How many lines in the records below hold the string "Lerdo"? Answer with the number alone.

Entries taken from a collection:
● ● ● ●

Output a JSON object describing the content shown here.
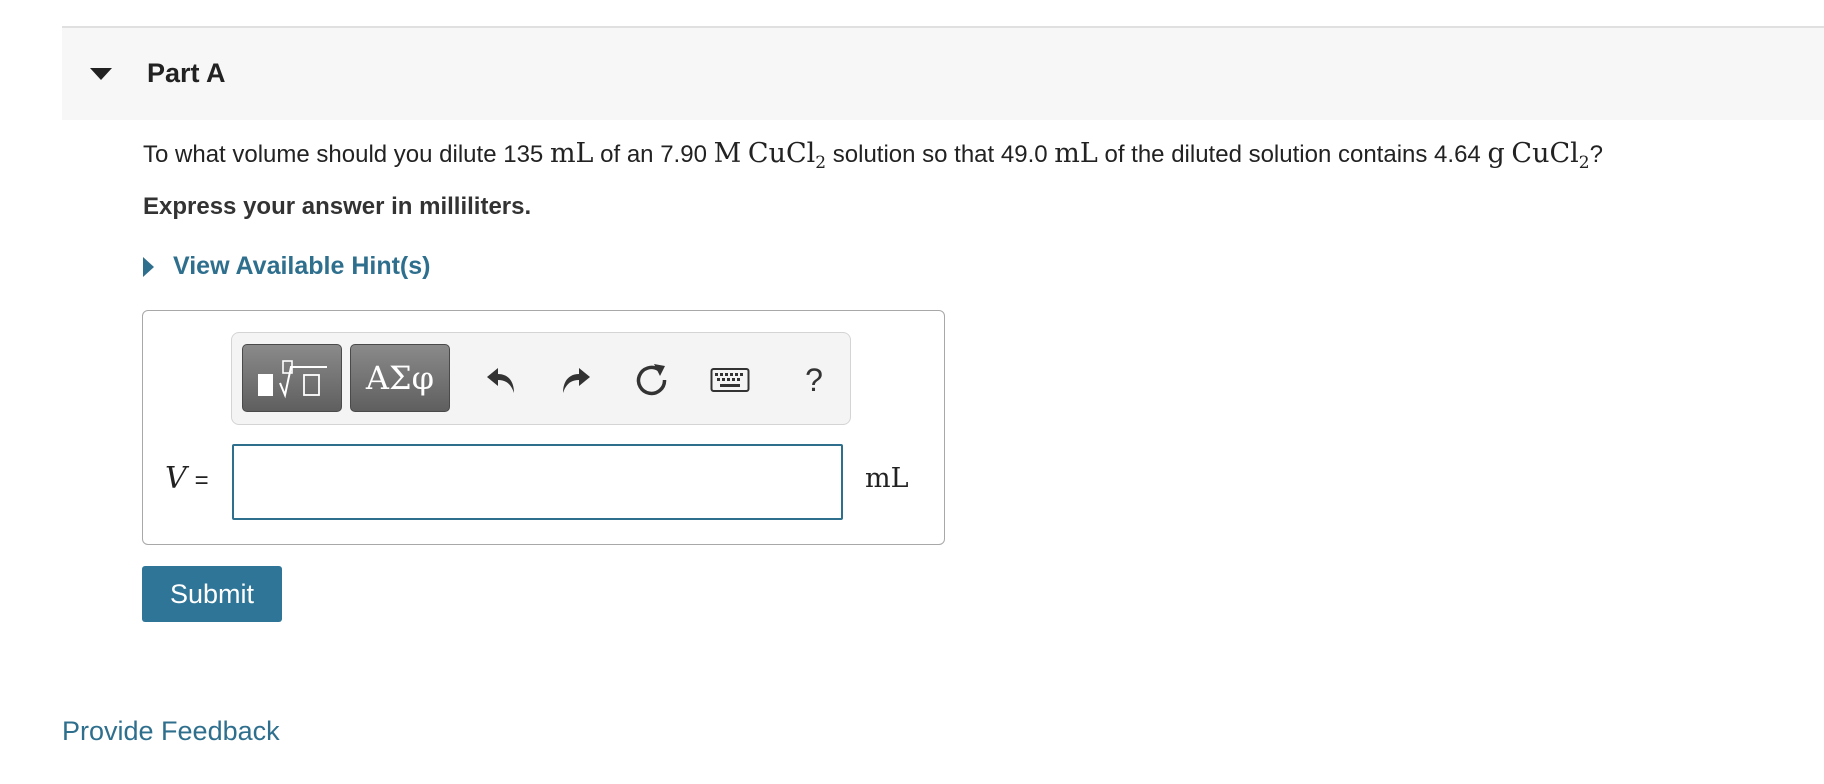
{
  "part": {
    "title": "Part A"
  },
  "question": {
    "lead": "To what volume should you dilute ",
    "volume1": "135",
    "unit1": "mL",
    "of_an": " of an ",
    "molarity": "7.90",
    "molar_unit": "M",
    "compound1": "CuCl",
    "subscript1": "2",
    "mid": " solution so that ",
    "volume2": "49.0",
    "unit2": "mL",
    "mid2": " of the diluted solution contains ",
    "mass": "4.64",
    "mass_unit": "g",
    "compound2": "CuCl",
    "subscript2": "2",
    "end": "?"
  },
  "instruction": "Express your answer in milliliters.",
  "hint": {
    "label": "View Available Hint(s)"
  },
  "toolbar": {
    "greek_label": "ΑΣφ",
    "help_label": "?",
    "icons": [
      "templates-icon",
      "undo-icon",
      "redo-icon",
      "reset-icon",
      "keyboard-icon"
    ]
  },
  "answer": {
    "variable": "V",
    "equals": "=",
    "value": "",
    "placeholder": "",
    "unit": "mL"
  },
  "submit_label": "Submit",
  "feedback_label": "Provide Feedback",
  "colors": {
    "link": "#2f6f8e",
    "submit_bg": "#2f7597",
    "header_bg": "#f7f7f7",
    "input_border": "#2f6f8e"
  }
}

● ● ● ●

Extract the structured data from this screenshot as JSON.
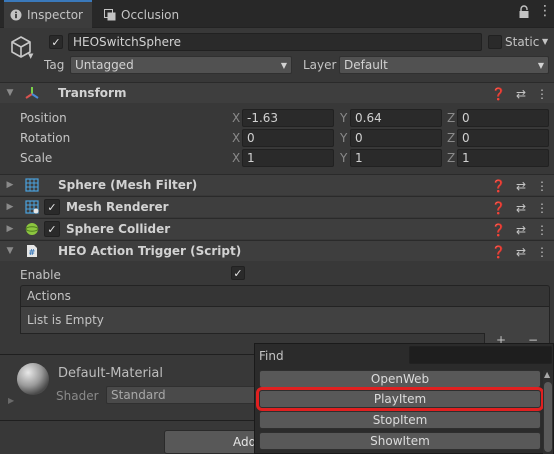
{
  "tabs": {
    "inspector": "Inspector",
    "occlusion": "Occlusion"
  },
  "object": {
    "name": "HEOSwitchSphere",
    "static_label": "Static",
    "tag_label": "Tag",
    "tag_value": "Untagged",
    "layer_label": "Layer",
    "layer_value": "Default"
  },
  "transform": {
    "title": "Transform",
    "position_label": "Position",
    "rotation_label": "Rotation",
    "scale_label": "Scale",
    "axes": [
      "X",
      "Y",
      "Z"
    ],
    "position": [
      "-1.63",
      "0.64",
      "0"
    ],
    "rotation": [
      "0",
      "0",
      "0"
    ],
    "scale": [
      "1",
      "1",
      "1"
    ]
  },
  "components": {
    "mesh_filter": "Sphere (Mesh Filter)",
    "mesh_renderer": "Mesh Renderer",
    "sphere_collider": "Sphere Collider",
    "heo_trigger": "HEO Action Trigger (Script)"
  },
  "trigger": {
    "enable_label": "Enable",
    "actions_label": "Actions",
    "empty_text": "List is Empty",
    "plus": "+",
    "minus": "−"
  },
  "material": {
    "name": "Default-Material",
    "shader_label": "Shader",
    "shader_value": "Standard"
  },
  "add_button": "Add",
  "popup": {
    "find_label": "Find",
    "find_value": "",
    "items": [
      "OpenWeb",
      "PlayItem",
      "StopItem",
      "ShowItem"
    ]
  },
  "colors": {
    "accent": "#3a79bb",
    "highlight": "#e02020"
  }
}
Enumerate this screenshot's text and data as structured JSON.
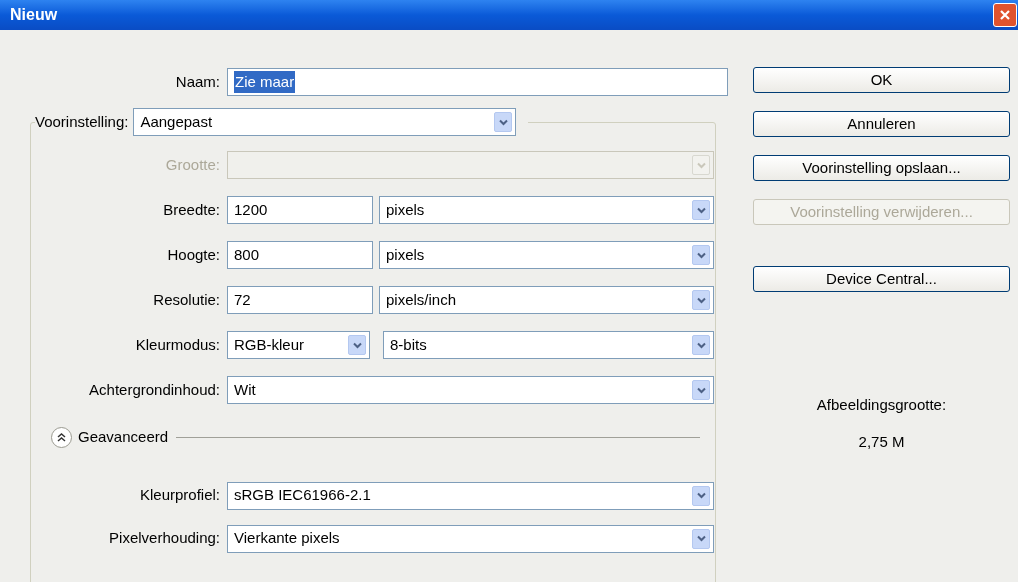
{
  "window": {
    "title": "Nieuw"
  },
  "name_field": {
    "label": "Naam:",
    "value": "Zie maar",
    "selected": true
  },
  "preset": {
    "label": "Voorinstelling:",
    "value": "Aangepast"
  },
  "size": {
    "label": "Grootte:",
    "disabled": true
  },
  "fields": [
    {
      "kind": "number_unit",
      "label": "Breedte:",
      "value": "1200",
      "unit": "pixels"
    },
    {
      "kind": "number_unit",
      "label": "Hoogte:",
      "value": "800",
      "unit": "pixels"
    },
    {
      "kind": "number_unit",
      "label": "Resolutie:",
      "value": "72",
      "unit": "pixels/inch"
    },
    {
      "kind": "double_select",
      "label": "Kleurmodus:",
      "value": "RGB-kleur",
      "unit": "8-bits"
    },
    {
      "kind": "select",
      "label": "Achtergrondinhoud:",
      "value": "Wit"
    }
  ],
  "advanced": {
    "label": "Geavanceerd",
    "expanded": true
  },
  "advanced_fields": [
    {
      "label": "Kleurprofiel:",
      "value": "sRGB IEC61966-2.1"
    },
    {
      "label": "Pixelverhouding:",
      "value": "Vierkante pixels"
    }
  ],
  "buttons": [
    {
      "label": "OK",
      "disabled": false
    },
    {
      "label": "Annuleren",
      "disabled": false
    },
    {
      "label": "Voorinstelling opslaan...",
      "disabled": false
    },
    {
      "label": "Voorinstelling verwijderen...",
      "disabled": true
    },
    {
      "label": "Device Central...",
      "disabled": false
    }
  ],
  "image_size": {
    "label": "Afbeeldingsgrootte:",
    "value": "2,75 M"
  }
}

● ● ● ●

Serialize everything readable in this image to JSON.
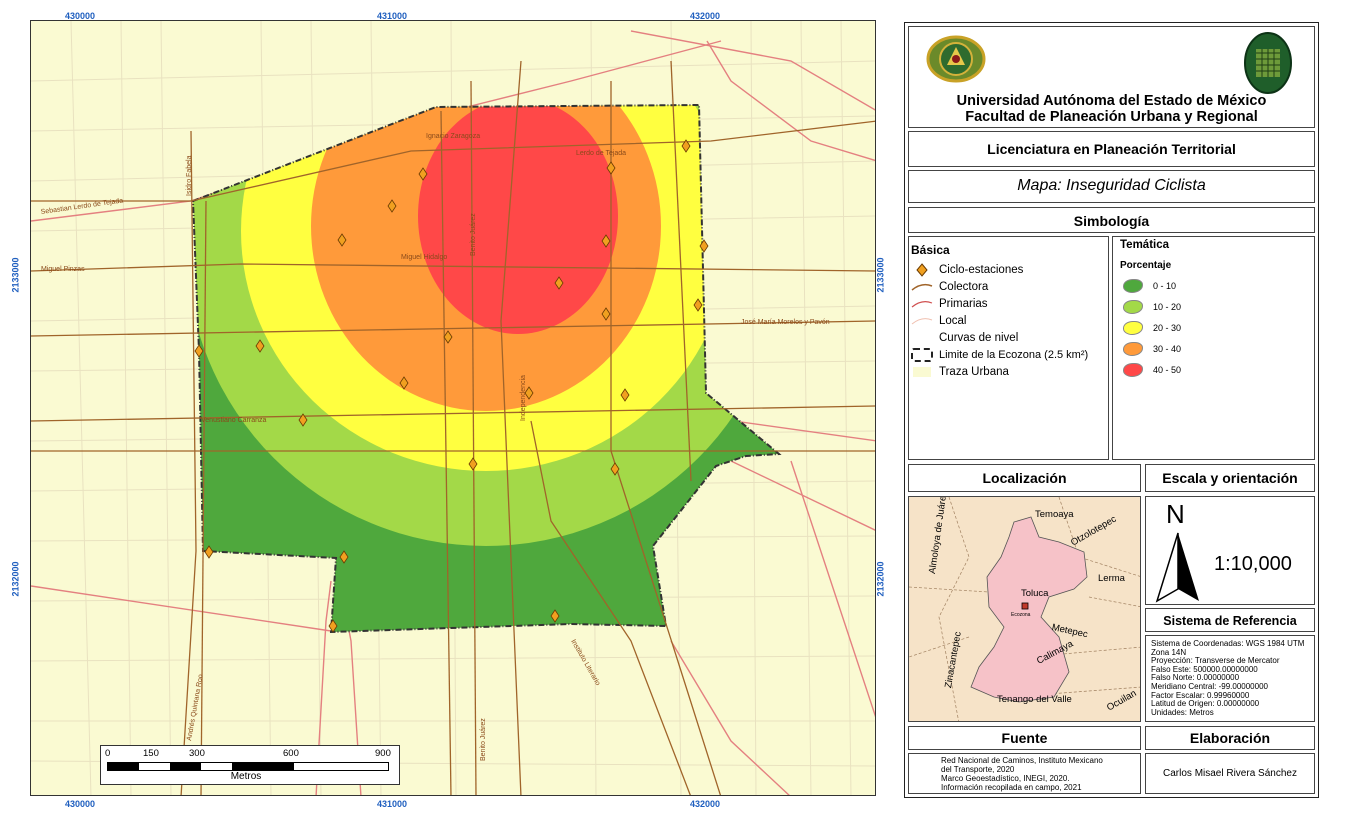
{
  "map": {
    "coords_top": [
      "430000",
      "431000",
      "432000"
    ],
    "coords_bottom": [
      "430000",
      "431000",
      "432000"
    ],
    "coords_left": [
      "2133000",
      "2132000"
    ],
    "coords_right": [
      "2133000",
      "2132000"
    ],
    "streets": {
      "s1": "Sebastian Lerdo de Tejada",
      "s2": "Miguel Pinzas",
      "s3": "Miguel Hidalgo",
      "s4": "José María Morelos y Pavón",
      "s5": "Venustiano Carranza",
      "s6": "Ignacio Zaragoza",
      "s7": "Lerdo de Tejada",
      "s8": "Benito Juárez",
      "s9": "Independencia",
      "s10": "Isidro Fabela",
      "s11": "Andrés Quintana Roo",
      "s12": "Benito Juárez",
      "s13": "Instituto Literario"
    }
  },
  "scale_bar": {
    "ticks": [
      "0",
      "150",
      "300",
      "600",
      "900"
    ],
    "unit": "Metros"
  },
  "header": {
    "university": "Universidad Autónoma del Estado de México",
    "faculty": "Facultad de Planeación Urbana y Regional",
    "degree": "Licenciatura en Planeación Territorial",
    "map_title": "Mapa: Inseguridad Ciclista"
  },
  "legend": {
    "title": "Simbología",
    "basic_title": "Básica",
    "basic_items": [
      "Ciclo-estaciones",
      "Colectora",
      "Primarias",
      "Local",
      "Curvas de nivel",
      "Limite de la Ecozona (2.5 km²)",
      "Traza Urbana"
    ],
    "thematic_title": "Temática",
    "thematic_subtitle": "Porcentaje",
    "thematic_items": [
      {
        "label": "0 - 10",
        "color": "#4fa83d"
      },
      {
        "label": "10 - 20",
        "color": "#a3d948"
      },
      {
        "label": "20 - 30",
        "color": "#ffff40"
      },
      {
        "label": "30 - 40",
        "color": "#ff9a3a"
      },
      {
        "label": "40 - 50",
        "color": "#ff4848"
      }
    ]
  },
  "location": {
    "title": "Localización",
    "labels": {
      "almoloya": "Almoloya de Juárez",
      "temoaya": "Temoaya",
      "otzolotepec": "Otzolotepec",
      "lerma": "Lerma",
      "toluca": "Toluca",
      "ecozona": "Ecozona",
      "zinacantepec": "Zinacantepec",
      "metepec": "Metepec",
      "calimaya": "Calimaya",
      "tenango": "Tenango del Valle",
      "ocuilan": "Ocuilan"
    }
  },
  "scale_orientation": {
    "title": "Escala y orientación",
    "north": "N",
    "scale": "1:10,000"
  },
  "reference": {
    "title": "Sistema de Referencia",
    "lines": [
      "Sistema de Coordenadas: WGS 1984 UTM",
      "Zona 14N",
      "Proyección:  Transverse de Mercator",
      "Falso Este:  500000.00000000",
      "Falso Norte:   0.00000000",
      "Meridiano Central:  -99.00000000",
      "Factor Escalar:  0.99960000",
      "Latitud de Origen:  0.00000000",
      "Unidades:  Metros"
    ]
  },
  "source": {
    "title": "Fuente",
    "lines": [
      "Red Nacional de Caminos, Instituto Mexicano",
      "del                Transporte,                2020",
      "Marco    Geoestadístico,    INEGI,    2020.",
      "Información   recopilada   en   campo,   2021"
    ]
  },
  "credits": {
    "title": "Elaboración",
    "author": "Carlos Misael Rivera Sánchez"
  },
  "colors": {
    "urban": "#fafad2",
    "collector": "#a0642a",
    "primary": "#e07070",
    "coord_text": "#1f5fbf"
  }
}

● ● ● ●

- OUTPUT OF THE TASK
2